**Exercise aim:**
Give the entries again, word for word.

**Supplied records:**
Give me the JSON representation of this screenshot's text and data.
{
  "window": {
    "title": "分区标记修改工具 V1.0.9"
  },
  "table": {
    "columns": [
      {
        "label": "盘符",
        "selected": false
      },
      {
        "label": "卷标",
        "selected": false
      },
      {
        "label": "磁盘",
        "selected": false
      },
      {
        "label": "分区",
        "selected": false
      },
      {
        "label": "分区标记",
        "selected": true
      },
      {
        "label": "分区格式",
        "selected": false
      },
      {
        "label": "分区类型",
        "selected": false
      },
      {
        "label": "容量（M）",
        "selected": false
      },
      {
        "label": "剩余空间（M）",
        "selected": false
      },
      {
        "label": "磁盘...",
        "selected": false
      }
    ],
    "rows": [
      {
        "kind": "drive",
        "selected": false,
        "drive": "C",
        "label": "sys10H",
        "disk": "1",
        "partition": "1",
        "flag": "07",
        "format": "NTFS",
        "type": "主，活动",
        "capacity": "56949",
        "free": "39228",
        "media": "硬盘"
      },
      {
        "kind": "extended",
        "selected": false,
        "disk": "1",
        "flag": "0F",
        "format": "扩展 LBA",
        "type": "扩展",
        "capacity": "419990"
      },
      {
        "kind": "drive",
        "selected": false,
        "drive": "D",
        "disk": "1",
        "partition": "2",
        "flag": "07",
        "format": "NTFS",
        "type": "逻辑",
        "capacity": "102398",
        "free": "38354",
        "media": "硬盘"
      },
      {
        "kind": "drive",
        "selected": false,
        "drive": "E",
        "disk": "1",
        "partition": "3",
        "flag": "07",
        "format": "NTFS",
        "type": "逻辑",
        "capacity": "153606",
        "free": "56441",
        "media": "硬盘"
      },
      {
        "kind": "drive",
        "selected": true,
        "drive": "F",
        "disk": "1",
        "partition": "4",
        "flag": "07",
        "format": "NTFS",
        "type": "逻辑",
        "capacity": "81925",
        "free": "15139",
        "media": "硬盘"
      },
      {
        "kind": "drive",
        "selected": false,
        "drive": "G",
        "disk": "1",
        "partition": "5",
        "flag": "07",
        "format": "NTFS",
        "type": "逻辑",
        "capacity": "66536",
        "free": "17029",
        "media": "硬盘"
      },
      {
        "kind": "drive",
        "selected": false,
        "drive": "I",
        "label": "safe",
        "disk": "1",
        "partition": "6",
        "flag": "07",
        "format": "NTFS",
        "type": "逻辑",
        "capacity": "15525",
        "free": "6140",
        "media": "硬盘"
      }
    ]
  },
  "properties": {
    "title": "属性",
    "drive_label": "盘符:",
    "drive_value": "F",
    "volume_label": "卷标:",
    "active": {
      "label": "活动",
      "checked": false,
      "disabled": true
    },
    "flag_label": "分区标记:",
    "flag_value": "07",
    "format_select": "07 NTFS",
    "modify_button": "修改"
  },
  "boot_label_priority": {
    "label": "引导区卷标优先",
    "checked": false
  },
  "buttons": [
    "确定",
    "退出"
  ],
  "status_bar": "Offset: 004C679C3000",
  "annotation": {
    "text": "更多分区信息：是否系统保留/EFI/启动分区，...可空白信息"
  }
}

**Full output:**
Give me the JSON representation of this screenshot's text and data.
{
  "window": {
    "title": "分区标记修改工具 V1.0.9"
  },
  "table": {
    "columns": [
      {
        "label": "盘符",
        "selected": false
      },
      {
        "label": "卷标",
        "selected": false
      },
      {
        "label": "磁盘",
        "selected": false
      },
      {
        "label": "分区",
        "selected": false
      },
      {
        "label": "分区标记",
        "selected": true
      },
      {
        "label": "分区格式",
        "selected": false
      },
      {
        "label": "分区类型",
        "selected": false
      },
      {
        "label": "容量（M）",
        "selected": false
      },
      {
        "label": "剩余空间（M）",
        "selected": false
      },
      {
        "label": "磁盘...",
        "selected": false
      }
    ],
    "rows": [
      {
        "kind": "drive",
        "selected": false,
        "drive": "C",
        "label": "sys10H",
        "disk": "1",
        "partition": "1",
        "flag": "07",
        "format": "NTFS",
        "type": "主，活动",
        "capacity": "56949",
        "free": "39228",
        "media": "硬盘"
      },
      {
        "kind": "extended",
        "selected": false,
        "disk": "1",
        "flag": "0F",
        "format": "扩展 LBA",
        "type": "扩展",
        "capacity": "419990"
      },
      {
        "kind": "drive",
        "selected": false,
        "drive": "D",
        "disk": "1",
        "partition": "2",
        "flag": "07",
        "format": "NTFS",
        "type": "逻辑",
        "capacity": "102398",
        "free": "38354",
        "media": "硬盘"
      },
      {
        "kind": "drive",
        "selected": false,
        "drive": "E",
        "disk": "1",
        "partition": "3",
        "flag": "07",
        "format": "NTFS",
        "type": "逻辑",
        "capacity": "153606",
        "free": "56441",
        "media": "硬盘"
      },
      {
        "kind": "drive",
        "selected": true,
        "drive": "F",
        "disk": "1",
        "partition": "4",
        "flag": "07",
        "format": "NTFS",
        "type": "逻辑",
        "capacity": "81925",
        "free": "15139",
        "media": "硬盘"
      },
      {
        "kind": "drive",
        "selected": false,
        "drive": "G",
        "disk": "1",
        "partition": "5",
        "flag": "07",
        "format": "NTFS",
        "type": "逻辑",
        "capacity": "66536",
        "free": "17029",
        "media": "硬盘"
      },
      {
        "kind": "drive",
        "selected": false,
        "drive": "I",
        "label": "safe",
        "disk": "1",
        "partition": "6",
        "flag": "07",
        "format": "NTFS",
        "type": "逻辑",
        "capacity": "15525",
        "free": "6140",
        "media": "硬盘"
      }
    ]
  },
  "properties": {
    "title": "属性",
    "drive_label": "盘符:",
    "drive_value": "F",
    "volume_label": "卷标:",
    "active": {
      "label": "活动",
      "checked": false,
      "disabled": true
    },
    "flag_label": "分区标记:",
    "flag_value": "07",
    "format_select": "07 NTFS",
    "modify_button": "修改"
  },
  "boot_label_priority": {
    "label": "引导区卷标优先",
    "checked": false
  },
  "buttons": [
    "确定",
    "退出"
  ],
  "status_bar": "Offset: 004C679C3000",
  "annotation": {
    "text": "更多分区信息：是否系统保留/EFI/启动分区，...可空白信息"
  }
}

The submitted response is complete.